Task objective: All of the data below should be written out exactly.

§ §

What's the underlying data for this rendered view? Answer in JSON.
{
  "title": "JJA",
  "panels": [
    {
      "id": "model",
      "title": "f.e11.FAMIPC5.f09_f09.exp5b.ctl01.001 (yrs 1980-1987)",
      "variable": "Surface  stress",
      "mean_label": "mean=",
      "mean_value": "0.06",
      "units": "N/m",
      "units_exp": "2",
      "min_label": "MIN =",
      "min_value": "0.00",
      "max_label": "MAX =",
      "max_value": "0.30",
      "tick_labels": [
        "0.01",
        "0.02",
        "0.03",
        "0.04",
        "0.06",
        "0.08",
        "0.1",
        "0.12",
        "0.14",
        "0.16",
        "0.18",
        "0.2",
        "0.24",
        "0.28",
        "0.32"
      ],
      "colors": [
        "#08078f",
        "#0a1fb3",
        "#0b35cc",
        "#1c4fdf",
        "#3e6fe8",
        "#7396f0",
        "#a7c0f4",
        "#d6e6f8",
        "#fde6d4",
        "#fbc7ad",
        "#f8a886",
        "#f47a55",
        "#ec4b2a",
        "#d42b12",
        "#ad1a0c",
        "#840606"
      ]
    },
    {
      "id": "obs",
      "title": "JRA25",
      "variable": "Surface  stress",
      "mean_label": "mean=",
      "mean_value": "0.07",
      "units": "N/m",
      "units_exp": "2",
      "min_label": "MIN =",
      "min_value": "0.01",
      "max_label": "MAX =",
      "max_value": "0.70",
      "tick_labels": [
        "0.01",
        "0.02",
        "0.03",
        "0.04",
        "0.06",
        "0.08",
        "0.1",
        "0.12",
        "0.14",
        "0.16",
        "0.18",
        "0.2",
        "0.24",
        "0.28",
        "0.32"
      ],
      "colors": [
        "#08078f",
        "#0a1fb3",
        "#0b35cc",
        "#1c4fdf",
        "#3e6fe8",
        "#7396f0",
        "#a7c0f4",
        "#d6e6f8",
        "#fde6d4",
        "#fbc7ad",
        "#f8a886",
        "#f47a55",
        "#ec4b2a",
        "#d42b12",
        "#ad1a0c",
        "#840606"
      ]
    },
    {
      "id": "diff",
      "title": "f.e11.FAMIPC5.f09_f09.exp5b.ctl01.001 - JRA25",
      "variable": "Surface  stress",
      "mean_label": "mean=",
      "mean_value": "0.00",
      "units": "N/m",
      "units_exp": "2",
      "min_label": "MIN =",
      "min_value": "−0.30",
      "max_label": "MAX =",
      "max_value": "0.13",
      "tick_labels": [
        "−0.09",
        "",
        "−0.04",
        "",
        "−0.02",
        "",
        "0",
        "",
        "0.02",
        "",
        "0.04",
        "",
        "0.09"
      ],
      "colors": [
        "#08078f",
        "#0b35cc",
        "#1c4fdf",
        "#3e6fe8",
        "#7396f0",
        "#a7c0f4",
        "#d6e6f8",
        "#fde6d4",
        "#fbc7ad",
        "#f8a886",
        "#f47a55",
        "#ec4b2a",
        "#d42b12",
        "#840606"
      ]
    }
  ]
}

§ §

Worked answer:
What's the underlying data for this rendered view? Answer in JSON.
{
  "title": "JJA",
  "panels": [
    {
      "id": "model",
      "title": "f.e11.FAMIPC5.f09_f09.exp5b.ctl01.001 (yrs 1980-1987)",
      "variable": "Surface  stress",
      "mean_label": "mean=",
      "mean_value": "0.06",
      "units": "N/m",
      "units_exp": "2",
      "min_label": "MIN =",
      "min_value": "0.00",
      "max_label": "MAX =",
      "max_value": "0.30",
      "tick_labels": [
        "0.01",
        "0.02",
        "0.03",
        "0.04",
        "0.06",
        "0.08",
        "0.1",
        "0.12",
        "0.14",
        "0.16",
        "0.18",
        "0.2",
        "0.24",
        "0.28",
        "0.32"
      ],
      "colors": [
        "#08078f",
        "#0a1fb3",
        "#0b35cc",
        "#1c4fdf",
        "#3e6fe8",
        "#7396f0",
        "#a7c0f4",
        "#d6e6f8",
        "#fde6d4",
        "#fbc7ad",
        "#f8a886",
        "#f47a55",
        "#ec4b2a",
        "#d42b12",
        "#ad1a0c",
        "#840606"
      ]
    },
    {
      "id": "obs",
      "title": "JRA25",
      "variable": "Surface  stress",
      "mean_label": "mean=",
      "mean_value": "0.07",
      "units": "N/m",
      "units_exp": "2",
      "min_label": "MIN =",
      "min_value": "0.01",
      "max_label": "MAX =",
      "max_value": "0.70",
      "tick_labels": [
        "0.01",
        "0.02",
        "0.03",
        "0.04",
        "0.06",
        "0.08",
        "0.1",
        "0.12",
        "0.14",
        "0.16",
        "0.18",
        "0.2",
        "0.24",
        "0.28",
        "0.32"
      ],
      "colors": [
        "#08078f",
        "#0a1fb3",
        "#0b35cc",
        "#1c4fdf",
        "#3e6fe8",
        "#7396f0",
        "#a7c0f4",
        "#d6e6f8",
        "#fde6d4",
        "#fbc7ad",
        "#f8a886",
        "#f47a55",
        "#ec4b2a",
        "#d42b12",
        "#ad1a0c",
        "#840606"
      ]
    },
    {
      "id": "diff",
      "title": "f.e11.FAMIPC5.f09_f09.exp5b.ctl01.001 - JRA25",
      "variable": "Surface  stress",
      "mean_label": "mean=",
      "mean_value": "0.00",
      "units": "N/m",
      "units_exp": "2",
      "min_label": "MIN =",
      "min_value": "−0.30",
      "max_label": "MAX =",
      "max_value": "0.13",
      "tick_labels": [
        "−0.09",
        "",
        "−0.04",
        "",
        "−0.02",
        "",
        "0",
        "",
        "0.02",
        "",
        "0.04",
        "",
        "0.09"
      ],
      "colors": [
        "#08078f",
        "#0b35cc",
        "#1c4fdf",
        "#3e6fe8",
        "#7396f0",
        "#a7c0f4",
        "#d6e6f8",
        "#fde6d4",
        "#fbc7ad",
        "#f8a886",
        "#f47a55",
        "#ec4b2a",
        "#d42b12",
        "#840606"
      ]
    }
  ]
}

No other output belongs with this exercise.